> [YOUR OBJECTIVE] Repeat the listing in full. Nothing may be added or left out.
*** INPUT
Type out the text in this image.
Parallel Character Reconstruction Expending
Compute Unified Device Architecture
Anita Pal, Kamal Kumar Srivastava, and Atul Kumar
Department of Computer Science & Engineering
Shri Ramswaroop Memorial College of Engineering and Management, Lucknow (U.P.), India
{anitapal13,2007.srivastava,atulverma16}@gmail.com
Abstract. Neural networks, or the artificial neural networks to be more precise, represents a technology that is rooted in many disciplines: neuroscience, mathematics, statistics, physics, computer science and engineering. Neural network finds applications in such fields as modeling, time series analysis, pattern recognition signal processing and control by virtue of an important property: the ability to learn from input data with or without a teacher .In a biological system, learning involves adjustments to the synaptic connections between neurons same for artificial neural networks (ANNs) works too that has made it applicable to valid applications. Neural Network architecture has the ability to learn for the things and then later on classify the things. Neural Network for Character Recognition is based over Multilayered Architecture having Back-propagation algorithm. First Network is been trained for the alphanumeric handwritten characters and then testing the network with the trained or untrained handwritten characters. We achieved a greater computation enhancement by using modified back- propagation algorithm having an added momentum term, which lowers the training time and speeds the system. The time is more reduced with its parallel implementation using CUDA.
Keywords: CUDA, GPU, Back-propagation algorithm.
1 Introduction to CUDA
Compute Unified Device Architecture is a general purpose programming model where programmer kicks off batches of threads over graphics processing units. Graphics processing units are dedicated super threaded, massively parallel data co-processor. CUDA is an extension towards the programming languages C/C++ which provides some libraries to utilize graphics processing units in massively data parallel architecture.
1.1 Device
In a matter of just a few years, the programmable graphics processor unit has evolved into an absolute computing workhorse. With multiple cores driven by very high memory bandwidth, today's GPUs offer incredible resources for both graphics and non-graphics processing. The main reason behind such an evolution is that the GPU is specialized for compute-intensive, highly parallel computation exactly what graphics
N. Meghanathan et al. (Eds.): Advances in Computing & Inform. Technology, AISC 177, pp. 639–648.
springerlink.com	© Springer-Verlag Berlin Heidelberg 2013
******
> [ANSWER FOR THE TASK]
Type out the text in this image.
Parallel Character Reconstruction Expending
Compute Unified Device Architecture
Anita Pal, Kamal Kumar Srivastava, and Atul Kumar
Department of Computer Science & Engineering
Shri Ramswaroop Memorial College of Engineering and Management, Lucknow (U.P.), India
{anitapal13,2007.srivastava,atulverma16}@gmail.com
Abstract. Neural networks, or the artificial neural networks to be more precise, represents a technology that is rooted in many disciplines: neuroscience, mathematics, statistics, physics, computer science and engineering. Neural network finds applications in such fields as modeling, time series analysis, pattern recognition signal processing and control by virtue of an important property: the ability to learn from input data with or without a teacher .In a biological system, learning involves adjustments to the synaptic connections between neurons same for artificial neural networks (ANNs) works too that has made it applicable to valid applications. Neural Network architecture has the ability to learn for the things and then later on classify the things. Neural Network for Character Recognition is based over Multilayered Architecture having Back-propagation algorithm. First Network is been trained for the alphanumeric handwritten characters and then testing the network with the trained or untrained handwritten characters. We achieved a greater computation enhancement by using modified back- propagation algorithm having an added momentum term, which lowers the training time and speeds the system. The time is more reduced with its parallel implementation using CUDA.
Keywords: CUDA, GPU, Back-propagation algorithm.
1 Introduction to CUDA
Compute Unified Device Architecture is a general purpose programming model where programmer kicks off batches of threads over graphics processing units. Graphics processing units are dedicated super threaded, massively parallel data co-processor. CUDA is an extension towards the programming languages C/C++ which provides some libraries to utilize graphics processing units in massively data parallel architecture.
1.1 Device
In a matter of just a few years, the programmable graphics processor unit has evolved into an absolute computing workhorse. With multiple cores driven by very high memory bandwidth, today's GPUs offer incredible resources for both graphics and non-graphics processing. The main reason behind such an evolution is that the GPU is specialized for compute-intensive, highly parallel computation exactly what graphics
N. Meghanathan et al. (Eds.): Advances in Computing & Inform. Technology, AISC 177, pp. 639–648.
springerlink.com	© Springer-Verlag Berlin Heidelberg 2013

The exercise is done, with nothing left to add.